[EXERCISE GOAL] Repeat the data below exactly, dropping any pictures it holds.

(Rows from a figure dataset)
----

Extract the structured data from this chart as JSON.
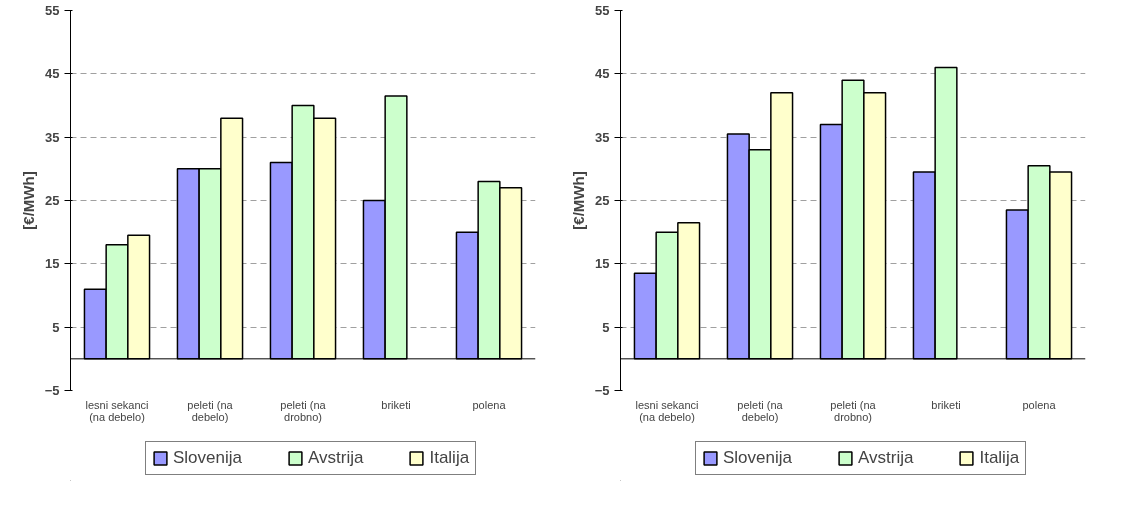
{
  "chart_data": [
    {
      "type": "bar",
      "ylabel": "[€/MWh]",
      "categories": [
        "lesni sekanci (na debelo)",
        "peleti (na debelo)",
        "peleti (na drobno)",
        "briketi",
        "polena"
      ],
      "series": [
        {
          "name": "Slovenija",
          "color": "#9999ff",
          "values": [
            11,
            30,
            31,
            25,
            20
          ]
        },
        {
          "name": "Avstrija",
          "color": "#ccffcc",
          "values": [
            18,
            30,
            40,
            41.5,
            28
          ]
        },
        {
          "name": "Italija",
          "color": "#ffffcc",
          "values": [
            19.5,
            38,
            38,
            null,
            27
          ]
        }
      ],
      "ylim": [
        -5,
        55
      ],
      "yticks": [
        -5,
        5,
        15,
        25,
        35,
        45,
        55
      ],
      "grid": "y",
      "legend": "bottom"
    },
    {
      "type": "bar",
      "ylabel": "[€/MWh]",
      "categories": [
        "lesni sekanci (na debelo)",
        "peleti (na debelo)",
        "peleti (na drobno)",
        "briketi",
        "polena"
      ],
      "series": [
        {
          "name": "Slovenija",
          "color": "#9999ff",
          "values": [
            13.5,
            35.5,
            37,
            29.5,
            23.5
          ]
        },
        {
          "name": "Avstrija",
          "color": "#ccffcc",
          "values": [
            20,
            33,
            44,
            46,
            30.5
          ]
        },
        {
          "name": "Italija",
          "color": "#ffffcc",
          "values": [
            21.5,
            42,
            42,
            null,
            29.5
          ]
        }
      ],
      "ylim": [
        -5,
        55
      ],
      "yticks": [
        -5,
        5,
        15,
        25,
        35,
        45,
        55
      ],
      "grid": "y",
      "legend": "bottom"
    }
  ]
}
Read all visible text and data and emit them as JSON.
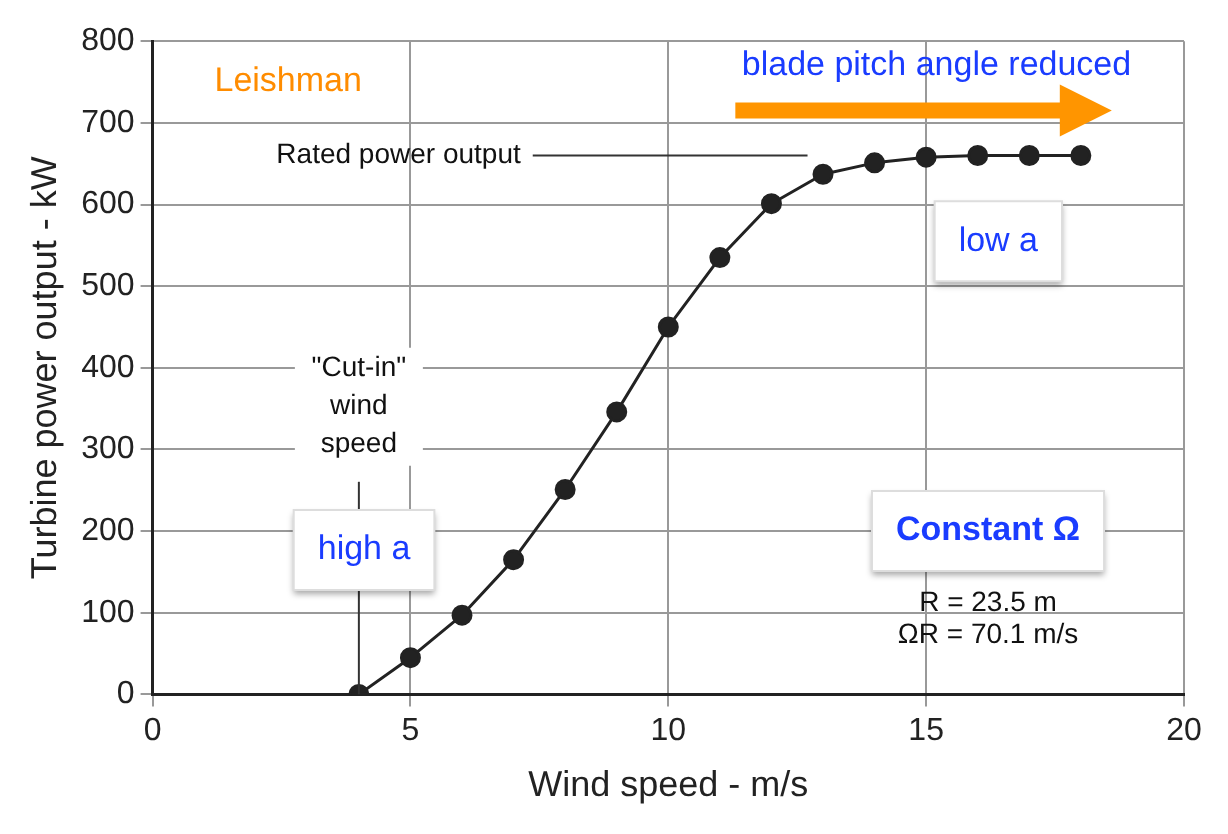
{
  "chart_data": {
    "type": "line",
    "xlabel": "Wind speed - m/s",
    "ylabel": "Turbine power output - kW",
    "x": [
      4,
      5,
      6,
      7,
      8,
      9,
      10,
      11,
      12,
      13,
      14,
      15,
      16,
      17,
      18
    ],
    "series": [
      {
        "color": "#222222",
        "values": [
          0,
          45,
          97,
          165,
          251,
          346,
          450,
          535,
          601,
          637,
          651,
          658,
          660,
          660,
          660
        ]
      }
    ],
    "xlim": [
      0,
      20
    ],
    "xticks": [
      0,
      5,
      10,
      15,
      20
    ],
    "ylim": [
      0,
      800
    ],
    "yticks": [
      0,
      100,
      200,
      300,
      400,
      500,
      600,
      700,
      800
    ],
    "grid": true,
    "legend": false,
    "marker": "circle",
    "line_style": "solid",
    "annotations": [
      "Leishman",
      "blade pitch angle reduced",
      "Rated power output",
      "low a",
      {
        "text": "\"Cut-in\" wind speed",
        "x": 4,
        "y": 0
      },
      "high a",
      "Constant Ω",
      "R = 23.5 m",
      "ΩR = 70.1 m/s"
    ]
  }
}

----

[TASK RESULT]
Extract the structured data from this chart as JSON.
{
  "chart_data": [
    {
      "type": "bar",
      "ylabel": "[€/MWh]",
      "categories": [
        "lesni sekanci (na debelo)",
        "peleti (na debelo)",
        "peleti (na drobno)",
        "briketi",
        "polena"
      ],
      "series": [
        {
          "name": "Slovenija",
          "color": "#9999ff",
          "values": [
            11,
            30,
            31,
            25,
            20
          ]
        },
        {
          "name": "Avstrija",
          "color": "#ccffcc",
          "values": [
            18,
            30,
            40,
            41.5,
            28
          ]
        },
        {
          "name": "Italija",
          "color": "#ffffcc",
          "values": [
            19.5,
            38,
            38,
            null,
            27
          ]
        }
      ],
      "ylim": [
        -5,
        55
      ],
      "yticks": [
        -5,
        5,
        15,
        25,
        35,
        45,
        55
      ],
      "grid": "y",
      "legend": "bottom"
    },
    {
      "type": "bar",
      "ylabel": "[€/MWh]",
      "categories": [
        "lesni sekanci (na debelo)",
        "peleti (na debelo)",
        "peleti (na drobno)",
        "briketi",
        "polena"
      ],
      "series": [
        {
          "name": "Slovenija",
          "color": "#9999ff",
          "values": [
            13.5,
            35.5,
            37,
            29.5,
            23.5
          ]
        },
        {
          "name": "Avstrija",
          "color": "#ccffcc",
          "values": [
            20,
            33,
            44,
            46,
            30.5
          ]
        },
        {
          "name": "Italija",
          "color": "#ffffcc",
          "values": [
            21.5,
            42,
            42,
            null,
            29.5
          ]
        }
      ],
      "ylim": [
        -5,
        55
      ],
      "yticks": [
        -5,
        5,
        15,
        25,
        35,
        45,
        55
      ],
      "grid": "y",
      "legend": "bottom"
    }
  ]
}
Read all visible text and data and emit them as JSON.
{
  "chart_data": {
    "type": "line",
    "xlabel": "Wind speed - m/s",
    "ylabel": "Turbine power output - kW",
    "x": [
      4,
      5,
      6,
      7,
      8,
      9,
      10,
      11,
      12,
      13,
      14,
      15,
      16,
      17,
      18
    ],
    "series": [
      {
        "color": "#222222",
        "values": [
          0,
          45,
          97,
          165,
          251,
          346,
          450,
          535,
          601,
          637,
          651,
          658,
          660,
          660,
          660
        ]
      }
    ],
    "xlim": [
      0,
      20
    ],
    "xticks": [
      0,
      5,
      10,
      15,
      20
    ],
    "ylim": [
      0,
      800
    ],
    "yticks": [
      0,
      100,
      200,
      300,
      400,
      500,
      600,
      700,
      800
    ],
    "grid": true,
    "legend": false,
    "marker": "circle",
    "line_style": "solid",
    "annotations": [
      "Leishman",
      "blade pitch angle reduced",
      "Rated power output",
      "low a",
      {
        "text": "\"Cut-in\" wind speed",
        "x": 4,
        "y": 0
      },
      "high a",
      "Constant Ω",
      "R = 23.5 m",
      "ΩR = 70.1 m/s"
    ]
  }
}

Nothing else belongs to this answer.